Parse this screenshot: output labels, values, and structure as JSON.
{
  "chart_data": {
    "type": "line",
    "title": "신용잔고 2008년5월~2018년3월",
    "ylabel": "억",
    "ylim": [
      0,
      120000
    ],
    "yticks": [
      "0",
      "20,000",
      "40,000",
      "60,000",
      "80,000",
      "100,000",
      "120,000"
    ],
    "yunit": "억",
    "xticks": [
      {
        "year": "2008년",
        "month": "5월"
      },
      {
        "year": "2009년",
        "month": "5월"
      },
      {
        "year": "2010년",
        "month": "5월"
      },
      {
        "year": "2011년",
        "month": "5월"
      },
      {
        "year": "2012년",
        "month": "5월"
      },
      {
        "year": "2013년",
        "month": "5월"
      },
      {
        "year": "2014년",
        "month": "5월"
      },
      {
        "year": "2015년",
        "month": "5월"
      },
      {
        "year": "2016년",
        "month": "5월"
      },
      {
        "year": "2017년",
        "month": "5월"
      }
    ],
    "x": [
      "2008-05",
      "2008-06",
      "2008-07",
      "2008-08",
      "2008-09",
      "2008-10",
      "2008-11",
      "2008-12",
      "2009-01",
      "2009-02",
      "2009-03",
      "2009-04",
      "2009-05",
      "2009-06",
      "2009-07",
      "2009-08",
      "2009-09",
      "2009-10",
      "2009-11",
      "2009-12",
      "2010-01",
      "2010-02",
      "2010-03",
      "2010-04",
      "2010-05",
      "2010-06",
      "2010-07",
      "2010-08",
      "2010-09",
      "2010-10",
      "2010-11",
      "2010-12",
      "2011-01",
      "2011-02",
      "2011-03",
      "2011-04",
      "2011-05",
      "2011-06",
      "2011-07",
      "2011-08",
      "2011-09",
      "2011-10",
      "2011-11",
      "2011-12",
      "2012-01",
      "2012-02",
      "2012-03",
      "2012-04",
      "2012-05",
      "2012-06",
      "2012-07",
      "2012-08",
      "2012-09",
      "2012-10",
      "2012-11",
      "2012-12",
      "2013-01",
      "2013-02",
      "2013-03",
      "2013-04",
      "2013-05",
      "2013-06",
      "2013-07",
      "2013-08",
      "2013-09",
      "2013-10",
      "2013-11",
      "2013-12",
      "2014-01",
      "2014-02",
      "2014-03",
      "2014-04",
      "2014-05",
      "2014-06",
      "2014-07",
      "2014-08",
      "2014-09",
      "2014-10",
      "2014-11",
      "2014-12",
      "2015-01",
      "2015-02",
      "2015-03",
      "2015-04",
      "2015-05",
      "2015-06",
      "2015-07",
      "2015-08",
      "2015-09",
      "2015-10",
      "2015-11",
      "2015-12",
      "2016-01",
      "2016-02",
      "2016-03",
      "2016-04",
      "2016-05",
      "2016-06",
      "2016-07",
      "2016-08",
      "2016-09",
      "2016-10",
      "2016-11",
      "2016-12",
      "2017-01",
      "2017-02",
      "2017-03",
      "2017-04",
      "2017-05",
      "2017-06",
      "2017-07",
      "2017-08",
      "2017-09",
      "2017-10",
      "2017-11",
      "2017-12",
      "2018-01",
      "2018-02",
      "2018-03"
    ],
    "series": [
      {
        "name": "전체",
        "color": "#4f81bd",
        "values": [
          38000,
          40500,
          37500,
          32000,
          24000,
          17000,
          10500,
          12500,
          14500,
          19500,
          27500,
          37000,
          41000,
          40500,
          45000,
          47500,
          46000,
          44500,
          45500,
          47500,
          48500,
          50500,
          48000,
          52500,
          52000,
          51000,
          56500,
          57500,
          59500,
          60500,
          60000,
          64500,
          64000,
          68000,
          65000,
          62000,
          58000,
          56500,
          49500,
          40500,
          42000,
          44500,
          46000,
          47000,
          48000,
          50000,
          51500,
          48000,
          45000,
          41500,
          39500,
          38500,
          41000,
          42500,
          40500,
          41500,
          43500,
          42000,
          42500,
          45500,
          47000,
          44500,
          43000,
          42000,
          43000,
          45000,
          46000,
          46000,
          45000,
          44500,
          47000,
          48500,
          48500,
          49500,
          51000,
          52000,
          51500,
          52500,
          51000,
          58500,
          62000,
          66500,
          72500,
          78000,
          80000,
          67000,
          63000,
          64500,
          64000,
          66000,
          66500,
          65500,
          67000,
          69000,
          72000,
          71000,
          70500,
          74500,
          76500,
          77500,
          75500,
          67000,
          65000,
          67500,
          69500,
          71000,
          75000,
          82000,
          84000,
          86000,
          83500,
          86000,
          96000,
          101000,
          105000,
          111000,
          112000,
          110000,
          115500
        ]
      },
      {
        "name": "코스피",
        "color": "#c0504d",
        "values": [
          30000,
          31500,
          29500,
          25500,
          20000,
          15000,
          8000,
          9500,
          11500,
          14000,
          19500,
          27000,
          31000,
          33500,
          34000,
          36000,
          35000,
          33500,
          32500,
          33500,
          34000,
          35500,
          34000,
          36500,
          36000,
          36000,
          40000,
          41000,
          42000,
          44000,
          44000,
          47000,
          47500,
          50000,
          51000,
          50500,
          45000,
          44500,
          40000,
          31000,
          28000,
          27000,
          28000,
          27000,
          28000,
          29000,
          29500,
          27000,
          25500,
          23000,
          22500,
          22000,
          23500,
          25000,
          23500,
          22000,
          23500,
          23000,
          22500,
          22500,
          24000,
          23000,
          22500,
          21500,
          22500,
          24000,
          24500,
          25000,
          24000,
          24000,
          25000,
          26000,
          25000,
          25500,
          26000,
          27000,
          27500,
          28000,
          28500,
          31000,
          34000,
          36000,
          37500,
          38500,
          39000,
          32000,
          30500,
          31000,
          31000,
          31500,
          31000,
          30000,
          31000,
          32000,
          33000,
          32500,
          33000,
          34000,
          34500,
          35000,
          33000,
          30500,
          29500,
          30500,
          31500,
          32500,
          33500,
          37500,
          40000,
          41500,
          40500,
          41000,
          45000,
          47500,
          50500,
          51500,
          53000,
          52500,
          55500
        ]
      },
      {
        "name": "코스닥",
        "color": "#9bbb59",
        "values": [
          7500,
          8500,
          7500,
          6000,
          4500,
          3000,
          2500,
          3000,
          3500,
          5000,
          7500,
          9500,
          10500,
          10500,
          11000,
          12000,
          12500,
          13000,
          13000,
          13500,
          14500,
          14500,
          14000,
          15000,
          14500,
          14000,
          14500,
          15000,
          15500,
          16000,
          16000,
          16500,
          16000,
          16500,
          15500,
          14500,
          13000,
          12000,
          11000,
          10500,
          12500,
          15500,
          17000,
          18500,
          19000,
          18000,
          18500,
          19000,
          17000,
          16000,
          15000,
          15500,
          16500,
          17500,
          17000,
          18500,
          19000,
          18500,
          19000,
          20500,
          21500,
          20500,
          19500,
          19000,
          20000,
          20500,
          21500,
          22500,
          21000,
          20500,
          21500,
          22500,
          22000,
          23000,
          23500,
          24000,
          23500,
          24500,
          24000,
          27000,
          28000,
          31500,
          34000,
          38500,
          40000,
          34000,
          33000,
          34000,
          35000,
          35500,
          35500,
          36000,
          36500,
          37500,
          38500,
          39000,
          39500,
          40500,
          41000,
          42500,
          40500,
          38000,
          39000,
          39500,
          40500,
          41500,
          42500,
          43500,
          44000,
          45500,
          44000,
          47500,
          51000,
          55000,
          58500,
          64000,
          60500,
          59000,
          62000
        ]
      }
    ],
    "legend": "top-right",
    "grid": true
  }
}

------------------------------------------------------------

Report only the count of lines that include the string "color".

RESPONSE
3